• [The exercise] Tell how many lines in the data below hold the string "Robô"; give nothing but the number.

• [Listing]
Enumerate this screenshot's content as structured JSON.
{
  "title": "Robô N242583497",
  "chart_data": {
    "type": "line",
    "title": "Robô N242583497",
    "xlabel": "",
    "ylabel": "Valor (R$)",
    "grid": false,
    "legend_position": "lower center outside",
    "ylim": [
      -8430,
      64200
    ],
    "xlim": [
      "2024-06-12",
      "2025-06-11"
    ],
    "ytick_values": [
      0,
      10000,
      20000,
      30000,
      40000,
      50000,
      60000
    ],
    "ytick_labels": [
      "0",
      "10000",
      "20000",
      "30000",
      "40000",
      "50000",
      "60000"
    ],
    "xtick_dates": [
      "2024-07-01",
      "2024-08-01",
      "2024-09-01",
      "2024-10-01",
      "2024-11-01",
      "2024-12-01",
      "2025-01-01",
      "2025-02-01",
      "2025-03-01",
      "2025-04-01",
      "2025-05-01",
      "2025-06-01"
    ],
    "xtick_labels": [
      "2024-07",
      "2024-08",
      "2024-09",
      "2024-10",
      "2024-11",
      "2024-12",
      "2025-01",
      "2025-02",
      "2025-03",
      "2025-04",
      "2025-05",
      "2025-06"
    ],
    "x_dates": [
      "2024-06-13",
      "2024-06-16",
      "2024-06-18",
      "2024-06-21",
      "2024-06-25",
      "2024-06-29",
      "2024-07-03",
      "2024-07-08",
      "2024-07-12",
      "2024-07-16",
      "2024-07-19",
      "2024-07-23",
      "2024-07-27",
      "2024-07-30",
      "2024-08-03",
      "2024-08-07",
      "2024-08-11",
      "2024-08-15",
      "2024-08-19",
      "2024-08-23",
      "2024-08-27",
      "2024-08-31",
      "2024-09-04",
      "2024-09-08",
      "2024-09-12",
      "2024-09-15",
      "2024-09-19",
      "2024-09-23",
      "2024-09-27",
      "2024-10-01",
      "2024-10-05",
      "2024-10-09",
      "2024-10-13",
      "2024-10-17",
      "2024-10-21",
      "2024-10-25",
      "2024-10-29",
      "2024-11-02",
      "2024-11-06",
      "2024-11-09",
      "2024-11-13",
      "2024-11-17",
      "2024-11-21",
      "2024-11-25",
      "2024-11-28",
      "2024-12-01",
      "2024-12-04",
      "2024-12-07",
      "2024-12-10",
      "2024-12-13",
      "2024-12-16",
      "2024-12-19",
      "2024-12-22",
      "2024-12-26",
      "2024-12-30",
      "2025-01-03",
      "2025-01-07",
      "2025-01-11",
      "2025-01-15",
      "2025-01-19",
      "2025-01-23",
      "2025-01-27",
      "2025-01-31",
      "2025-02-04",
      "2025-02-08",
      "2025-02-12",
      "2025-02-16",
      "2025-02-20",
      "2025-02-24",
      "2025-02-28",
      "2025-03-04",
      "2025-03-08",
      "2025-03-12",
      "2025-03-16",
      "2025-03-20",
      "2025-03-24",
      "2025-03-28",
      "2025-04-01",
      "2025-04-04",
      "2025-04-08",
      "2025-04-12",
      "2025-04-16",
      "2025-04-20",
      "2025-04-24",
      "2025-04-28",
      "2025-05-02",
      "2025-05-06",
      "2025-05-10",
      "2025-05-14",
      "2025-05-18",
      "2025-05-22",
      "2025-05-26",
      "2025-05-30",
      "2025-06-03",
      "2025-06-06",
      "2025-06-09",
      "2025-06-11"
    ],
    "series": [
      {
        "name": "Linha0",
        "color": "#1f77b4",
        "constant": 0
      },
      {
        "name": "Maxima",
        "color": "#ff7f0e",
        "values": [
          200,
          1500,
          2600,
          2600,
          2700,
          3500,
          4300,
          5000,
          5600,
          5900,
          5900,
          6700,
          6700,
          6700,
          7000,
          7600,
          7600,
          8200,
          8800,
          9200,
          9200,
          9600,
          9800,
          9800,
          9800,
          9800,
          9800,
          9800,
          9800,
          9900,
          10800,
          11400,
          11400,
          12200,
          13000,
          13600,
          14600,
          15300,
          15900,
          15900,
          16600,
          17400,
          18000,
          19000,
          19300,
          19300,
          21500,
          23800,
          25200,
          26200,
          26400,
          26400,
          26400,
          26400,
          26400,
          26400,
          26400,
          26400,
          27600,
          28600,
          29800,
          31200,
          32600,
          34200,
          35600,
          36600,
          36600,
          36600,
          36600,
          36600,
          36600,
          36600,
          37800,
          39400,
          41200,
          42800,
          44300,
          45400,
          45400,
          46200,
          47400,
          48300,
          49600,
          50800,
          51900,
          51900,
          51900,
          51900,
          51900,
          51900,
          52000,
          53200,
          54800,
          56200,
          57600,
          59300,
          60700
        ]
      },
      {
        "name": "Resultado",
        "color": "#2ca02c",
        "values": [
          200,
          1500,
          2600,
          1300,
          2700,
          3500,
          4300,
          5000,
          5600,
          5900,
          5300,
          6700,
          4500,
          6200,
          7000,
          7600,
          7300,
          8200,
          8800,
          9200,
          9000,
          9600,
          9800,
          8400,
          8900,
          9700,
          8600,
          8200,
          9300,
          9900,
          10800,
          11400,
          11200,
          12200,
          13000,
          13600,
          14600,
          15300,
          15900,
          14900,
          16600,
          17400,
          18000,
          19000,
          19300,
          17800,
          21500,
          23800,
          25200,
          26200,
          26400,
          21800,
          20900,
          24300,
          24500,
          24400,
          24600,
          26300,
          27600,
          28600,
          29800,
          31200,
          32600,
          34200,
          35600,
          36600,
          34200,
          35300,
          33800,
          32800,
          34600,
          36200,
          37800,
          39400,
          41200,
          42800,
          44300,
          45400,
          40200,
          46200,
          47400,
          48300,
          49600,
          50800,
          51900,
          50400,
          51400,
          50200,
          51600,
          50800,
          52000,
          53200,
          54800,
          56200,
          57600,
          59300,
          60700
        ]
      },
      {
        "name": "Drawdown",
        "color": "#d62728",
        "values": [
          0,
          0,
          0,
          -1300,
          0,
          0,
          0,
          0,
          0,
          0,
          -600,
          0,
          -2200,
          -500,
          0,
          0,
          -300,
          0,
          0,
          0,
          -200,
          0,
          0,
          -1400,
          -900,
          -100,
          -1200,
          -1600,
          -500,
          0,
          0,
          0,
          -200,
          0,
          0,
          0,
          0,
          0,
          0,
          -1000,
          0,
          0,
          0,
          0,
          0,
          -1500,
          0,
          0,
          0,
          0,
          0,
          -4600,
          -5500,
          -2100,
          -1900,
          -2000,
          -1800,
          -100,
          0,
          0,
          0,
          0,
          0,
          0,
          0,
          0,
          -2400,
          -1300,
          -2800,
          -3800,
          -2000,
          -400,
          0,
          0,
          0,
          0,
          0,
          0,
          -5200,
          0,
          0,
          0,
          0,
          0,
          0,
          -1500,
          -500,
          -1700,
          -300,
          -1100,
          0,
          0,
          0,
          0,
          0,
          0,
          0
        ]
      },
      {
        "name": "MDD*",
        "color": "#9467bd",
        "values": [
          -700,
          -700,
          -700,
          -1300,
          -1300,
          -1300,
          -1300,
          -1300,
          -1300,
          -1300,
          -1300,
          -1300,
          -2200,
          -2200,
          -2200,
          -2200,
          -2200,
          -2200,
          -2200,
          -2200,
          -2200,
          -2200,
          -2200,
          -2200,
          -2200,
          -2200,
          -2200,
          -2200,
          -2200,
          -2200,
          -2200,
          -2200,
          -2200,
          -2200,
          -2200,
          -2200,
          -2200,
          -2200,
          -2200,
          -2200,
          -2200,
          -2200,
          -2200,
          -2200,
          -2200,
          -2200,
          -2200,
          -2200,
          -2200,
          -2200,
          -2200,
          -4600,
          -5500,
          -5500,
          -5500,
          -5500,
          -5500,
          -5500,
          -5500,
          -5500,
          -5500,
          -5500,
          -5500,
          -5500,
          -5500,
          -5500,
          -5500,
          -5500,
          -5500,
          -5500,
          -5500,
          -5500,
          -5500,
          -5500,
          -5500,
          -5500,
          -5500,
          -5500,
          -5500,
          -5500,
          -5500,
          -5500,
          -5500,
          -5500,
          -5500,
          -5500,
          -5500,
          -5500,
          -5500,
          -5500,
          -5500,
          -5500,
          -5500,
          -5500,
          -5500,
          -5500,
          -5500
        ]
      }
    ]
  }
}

• [Result for this exercise] 2